--- STATED EXERCISE A ---
Condense the paragraph of the Korean War aircraft thread that begins "Like the SAAF Sabre!" into a brief bulleted list that keeps its main facts.

# commonwealth aircraft of the korean war



## jrk (Oct 6, 2005)

part of the allied air forces in korea

ROYAL AUSTRALIAN AIR FORCE.








douglas DC3 dakota







a gloster meteor mk 8 replacement for the no.77 sqn P-51 mustangs.







RAAF P-51 mustangs of no.77 sqn at iwakuni japan 1950



ROYAL CANADIAN AIR FORCE.







douglas C-54 skymaster



ROYAL SOUTH AFRICAN AIR FORCE.







SAAF P-51 Mustang






SAAF F-86 Sabre


----------



## Nonskimmer (Oct 6, 2005)

Nice pics. 
No RCAF fighter squadrons I'm afraid. A few Canucks in USAF Sabres on exchange, but that was it as far as I know.


----------



## FLYBOYJ (Oct 6, 2005)

Like the SAAF Sabre! Michael Dorn (Startrack) Bought a former SAAF Sabre and brought it to a company I was working for to have it stripped down to bare aluminum. He then had it polished out - real nice aircraft!

He decided to re-do something with the paint - he told me "It looks strange to have a black guy flying around in a Sabre with SAAF markings!"


----------



## jrk (Oct 6, 2005)

you know me by now nonskimmer if i saw any other canadian planes i would have posted them................... for sure


----------



## Nonskimmer (Oct 6, 2005)

FLYBOYJ said:


> he told me "It looks strange to have a black guy flying around in a Sabre with SAAF markings!"


He's got a point.


----------



## Gnomey (Oct 6, 2005)

Nice pics jrk!


----------



## jrk (Oct 7, 2005)

UN AIRCRAFT

BRITISH AND AUSTRALIAN NAVY.

auster AOP 6







cessna L-19 bird dog







fairey firefly (carrier based)







hawker sea fury (carrier based)







short sunderland







supermarine seafire 47 (carrier based)


----------



## Nonskimmer (Oct 7, 2005)

So who had Canadian roundels, the Brits or the Australians? 

I'm kidding of course. Nice pics. Love the Sea Fury. 
The roundel and number on the right wing of the L-19 are upside down. I've never noticed that before.
I wonder if that was common practice for Army aircraft. Hmmm.

--- MATERIAL ---
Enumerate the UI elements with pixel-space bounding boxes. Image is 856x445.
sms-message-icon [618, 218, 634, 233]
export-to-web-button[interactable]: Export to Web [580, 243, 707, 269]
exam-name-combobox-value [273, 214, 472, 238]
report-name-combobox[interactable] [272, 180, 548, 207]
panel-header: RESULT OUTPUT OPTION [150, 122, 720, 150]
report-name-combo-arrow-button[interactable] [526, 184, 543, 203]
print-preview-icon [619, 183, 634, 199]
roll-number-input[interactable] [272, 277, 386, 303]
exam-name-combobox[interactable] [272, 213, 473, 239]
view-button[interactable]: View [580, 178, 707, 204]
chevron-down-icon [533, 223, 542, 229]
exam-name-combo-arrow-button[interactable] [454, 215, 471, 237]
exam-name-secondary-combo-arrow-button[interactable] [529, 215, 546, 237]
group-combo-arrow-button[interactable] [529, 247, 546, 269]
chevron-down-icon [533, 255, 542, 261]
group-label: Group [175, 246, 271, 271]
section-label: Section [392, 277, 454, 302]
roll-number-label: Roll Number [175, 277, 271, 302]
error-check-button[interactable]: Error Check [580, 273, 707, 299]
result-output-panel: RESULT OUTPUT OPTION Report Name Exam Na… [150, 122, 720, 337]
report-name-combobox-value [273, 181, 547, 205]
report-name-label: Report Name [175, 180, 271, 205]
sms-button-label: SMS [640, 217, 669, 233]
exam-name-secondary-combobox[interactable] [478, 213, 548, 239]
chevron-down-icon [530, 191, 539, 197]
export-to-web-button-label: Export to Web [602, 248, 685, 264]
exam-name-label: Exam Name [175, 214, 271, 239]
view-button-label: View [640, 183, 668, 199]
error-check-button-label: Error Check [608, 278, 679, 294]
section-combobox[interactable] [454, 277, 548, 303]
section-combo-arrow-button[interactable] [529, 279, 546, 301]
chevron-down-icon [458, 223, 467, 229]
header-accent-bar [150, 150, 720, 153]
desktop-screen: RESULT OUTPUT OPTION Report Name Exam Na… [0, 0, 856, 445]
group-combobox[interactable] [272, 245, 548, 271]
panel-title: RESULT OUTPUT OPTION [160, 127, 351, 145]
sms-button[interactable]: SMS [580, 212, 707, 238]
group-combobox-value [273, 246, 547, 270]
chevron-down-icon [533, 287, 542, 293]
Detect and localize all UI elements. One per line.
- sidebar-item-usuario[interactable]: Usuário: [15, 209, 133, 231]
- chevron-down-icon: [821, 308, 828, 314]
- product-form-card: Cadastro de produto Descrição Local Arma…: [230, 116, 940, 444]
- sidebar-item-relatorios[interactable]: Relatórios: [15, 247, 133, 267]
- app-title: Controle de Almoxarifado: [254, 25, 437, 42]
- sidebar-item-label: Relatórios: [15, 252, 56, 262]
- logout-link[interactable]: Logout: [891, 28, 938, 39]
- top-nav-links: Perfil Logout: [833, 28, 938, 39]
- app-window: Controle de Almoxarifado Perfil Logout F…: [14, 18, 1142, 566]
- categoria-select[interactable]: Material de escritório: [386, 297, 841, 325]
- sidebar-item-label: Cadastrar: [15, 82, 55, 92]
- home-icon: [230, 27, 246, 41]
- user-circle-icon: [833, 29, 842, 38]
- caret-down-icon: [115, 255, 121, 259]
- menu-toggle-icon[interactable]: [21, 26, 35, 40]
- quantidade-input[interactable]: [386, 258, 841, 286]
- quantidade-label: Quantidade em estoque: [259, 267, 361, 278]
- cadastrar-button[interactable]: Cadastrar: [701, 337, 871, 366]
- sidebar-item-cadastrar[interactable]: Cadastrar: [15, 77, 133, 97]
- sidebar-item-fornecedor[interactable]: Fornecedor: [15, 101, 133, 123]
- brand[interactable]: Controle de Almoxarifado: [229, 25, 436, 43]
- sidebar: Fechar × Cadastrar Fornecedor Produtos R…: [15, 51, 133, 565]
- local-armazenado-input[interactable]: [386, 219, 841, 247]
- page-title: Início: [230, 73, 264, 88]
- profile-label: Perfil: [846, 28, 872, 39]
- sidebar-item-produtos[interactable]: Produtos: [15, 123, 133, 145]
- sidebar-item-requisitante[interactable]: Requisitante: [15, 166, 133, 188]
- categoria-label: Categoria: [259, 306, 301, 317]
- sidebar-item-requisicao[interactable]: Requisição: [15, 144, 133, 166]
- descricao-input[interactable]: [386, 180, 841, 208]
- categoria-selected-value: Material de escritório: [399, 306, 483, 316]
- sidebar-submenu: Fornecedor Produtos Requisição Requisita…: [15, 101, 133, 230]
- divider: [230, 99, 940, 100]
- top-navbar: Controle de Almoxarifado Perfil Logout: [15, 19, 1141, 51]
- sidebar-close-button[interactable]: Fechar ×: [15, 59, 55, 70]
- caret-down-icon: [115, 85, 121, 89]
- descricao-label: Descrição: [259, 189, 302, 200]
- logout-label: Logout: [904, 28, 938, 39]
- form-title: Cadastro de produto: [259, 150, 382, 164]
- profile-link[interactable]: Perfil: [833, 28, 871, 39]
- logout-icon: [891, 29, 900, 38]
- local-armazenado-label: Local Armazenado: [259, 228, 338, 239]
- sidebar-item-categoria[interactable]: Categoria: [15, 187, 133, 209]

--- STATED EXERCISE B ---
Retype the records word for word, from their first line through the line that contains "panel-header: RESULT OUTPUT", with both of those lines included.

--- RESPONSE A ---
- The poster likes the SAAF Sabre.
- Michael Dorn (Startrack) bought a former SAAF Sabre.
- He brought it to a company the poster worked for to have it stripped to bare aluminum.
- He then had it polished out, and the result was a very nice aircraft.

--- RESPONSE B ---
Enumerate the UI elements with pixel-space bounding boxes. Image is 856x445.
sms-message-icon [618, 218, 634, 233]
export-to-web-button[interactable]: Export to Web [580, 243, 707, 269]
exam-name-combobox-value [273, 214, 472, 238]
report-name-combobox[interactable] [272, 180, 548, 207]
panel-header: RESULT OUTPUT OPTION [150, 122, 720, 150]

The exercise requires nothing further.